# GIVEN DATA
---------------
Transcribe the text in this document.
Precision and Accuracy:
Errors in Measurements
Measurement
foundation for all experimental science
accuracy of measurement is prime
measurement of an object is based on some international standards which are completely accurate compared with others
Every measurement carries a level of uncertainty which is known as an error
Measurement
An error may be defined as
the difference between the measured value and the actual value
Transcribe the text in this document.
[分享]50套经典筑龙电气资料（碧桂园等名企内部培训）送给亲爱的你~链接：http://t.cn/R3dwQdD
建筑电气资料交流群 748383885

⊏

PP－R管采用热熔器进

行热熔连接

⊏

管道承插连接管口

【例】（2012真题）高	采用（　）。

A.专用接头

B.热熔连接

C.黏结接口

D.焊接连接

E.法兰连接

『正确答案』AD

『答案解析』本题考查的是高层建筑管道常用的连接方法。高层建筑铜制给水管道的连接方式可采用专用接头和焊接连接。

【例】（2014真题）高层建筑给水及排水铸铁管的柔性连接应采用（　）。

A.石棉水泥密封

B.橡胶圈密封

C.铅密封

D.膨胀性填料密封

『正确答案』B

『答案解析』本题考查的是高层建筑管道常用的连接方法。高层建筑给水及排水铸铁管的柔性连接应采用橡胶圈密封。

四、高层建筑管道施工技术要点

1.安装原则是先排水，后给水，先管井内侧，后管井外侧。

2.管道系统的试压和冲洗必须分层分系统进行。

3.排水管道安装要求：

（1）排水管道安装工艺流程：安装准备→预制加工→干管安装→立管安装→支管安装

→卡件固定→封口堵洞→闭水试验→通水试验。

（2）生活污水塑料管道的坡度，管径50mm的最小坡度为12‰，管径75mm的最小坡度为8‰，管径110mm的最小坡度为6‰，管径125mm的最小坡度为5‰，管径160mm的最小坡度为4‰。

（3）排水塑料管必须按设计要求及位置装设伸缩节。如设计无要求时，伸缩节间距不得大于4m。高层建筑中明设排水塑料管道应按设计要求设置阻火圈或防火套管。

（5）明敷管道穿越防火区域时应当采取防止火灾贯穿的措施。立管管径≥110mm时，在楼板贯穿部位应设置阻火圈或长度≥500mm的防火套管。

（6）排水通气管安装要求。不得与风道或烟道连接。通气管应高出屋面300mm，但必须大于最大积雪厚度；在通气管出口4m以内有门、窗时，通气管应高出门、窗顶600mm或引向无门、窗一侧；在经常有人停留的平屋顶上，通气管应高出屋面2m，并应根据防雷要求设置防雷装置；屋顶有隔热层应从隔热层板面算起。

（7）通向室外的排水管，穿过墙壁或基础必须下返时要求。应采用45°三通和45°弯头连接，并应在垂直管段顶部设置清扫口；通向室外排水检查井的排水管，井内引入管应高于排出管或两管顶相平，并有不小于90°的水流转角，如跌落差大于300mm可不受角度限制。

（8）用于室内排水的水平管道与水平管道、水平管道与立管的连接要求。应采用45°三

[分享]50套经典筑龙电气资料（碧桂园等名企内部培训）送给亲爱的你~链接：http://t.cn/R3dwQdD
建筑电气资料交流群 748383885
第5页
---------------
# WRITTEN INSTRUCTION
Reproduce every record above exactly as it appears.

# RESPONSE BELOW
Transcribe the text in this document.
Precision and Accuracy:
Errors in Measurements
Measurement
foundation for all experimental science
accuracy of measurement is prime
measurement of an object is based on some international standards which are completely accurate compared with others
Every measurement carries a level of uncertainty which is known as an error
Measurement
An error may be defined as
the difference between the measured value and the actual value
Transcribe the text in this document.
[分享]50套经典筑龙电气资料（碧桂园等名企内部培训）送给亲爱的你~链接：http://t.cn/R3dwQdD
建筑电气资料交流群 748383885

⊏

PP－R管采用热熔器进

行热熔连接

⊏

管道承插连接管口

【例】（2012真题）高	采用（　）。

A.专用接头

B.热熔连接

C.黏结接口

D.焊接连接

E.法兰连接

『正确答案』AD

『答案解析』本题考查的是高层建筑管道常用的连接方法。高层建筑铜制给水管道的连接方式可采用专用接头和焊接连接。

【例】（2014真题）高层建筑给水及排水铸铁管的柔性连接应采用（　）。

A.石棉水泥密封

B.橡胶圈密封

C.铅密封

D.膨胀性填料密封

『正确答案』B

『答案解析』本题考查的是高层建筑管道常用的连接方法。高层建筑给水及排水铸铁管的柔性连接应采用橡胶圈密封。

四、高层建筑管道施工技术要点

1.安装原则是先排水，后给水，先管井内侧，后管井外侧。

2.管道系统的试压和冲洗必须分层分系统进行。

3.排水管道安装要求：

（1）排水管道安装工艺流程：安装准备→预制加工→干管安装→立管安装→支管安装

→卡件固定→封口堵洞→闭水试验→通水试验。

（2）生活污水塑料管道的坡度，管径50mm的最小坡度为12‰，管径75mm的最小坡度为8‰，管径110mm的最小坡度为6‰，管径125mm的最小坡度为5‰，管径160mm的最小坡度为4‰。

（3）排水塑料管必须按设计要求及位置装设伸缩节。如设计无要求时，伸缩节间距不得大于4m。高层建筑中明设排水塑料管道应按设计要求设置阻火圈或防火套管。

（5）明敷管道穿越防火区域时应当采取防止火灾贯穿的措施。立管管径≥110mm时，在楼板贯穿部位应设置阻火圈或长度≥500mm的防火套管。

（6）排水通气管安装要求。不得与风道或烟道连接。通气管应高出屋面300mm，但必须大于最大积雪厚度；在通气管出口4m以内有门、窗时，通气管应高出门、窗顶600mm或引向无门、窗一侧；在经常有人停留的平屋顶上，通气管应高出屋面2m，并应根据防雷要求设置防雷装置；屋顶有隔热层应从隔热层板面算起。

（7）通向室外的排水管，穿过墙壁或基础必须下返时要求。应采用45°三通和45°弯头连接，并应在垂直管段顶部设置清扫口；通向室外排水检查井的排水管，井内引入管应高于排出管或两管顶相平，并有不小于90°的水流转角，如跌落差大于300mm可不受角度限制。

（8）用于室内排水的水平管道与水平管道、水平管道与立管的连接要求。应采用45°三

[分享]50套经典筑龙电气资料（碧桂园等名企内部培训）送给亲爱的你~链接：http://t.cn/R3dwQdD
建筑电气资料交流群 748383885
第5页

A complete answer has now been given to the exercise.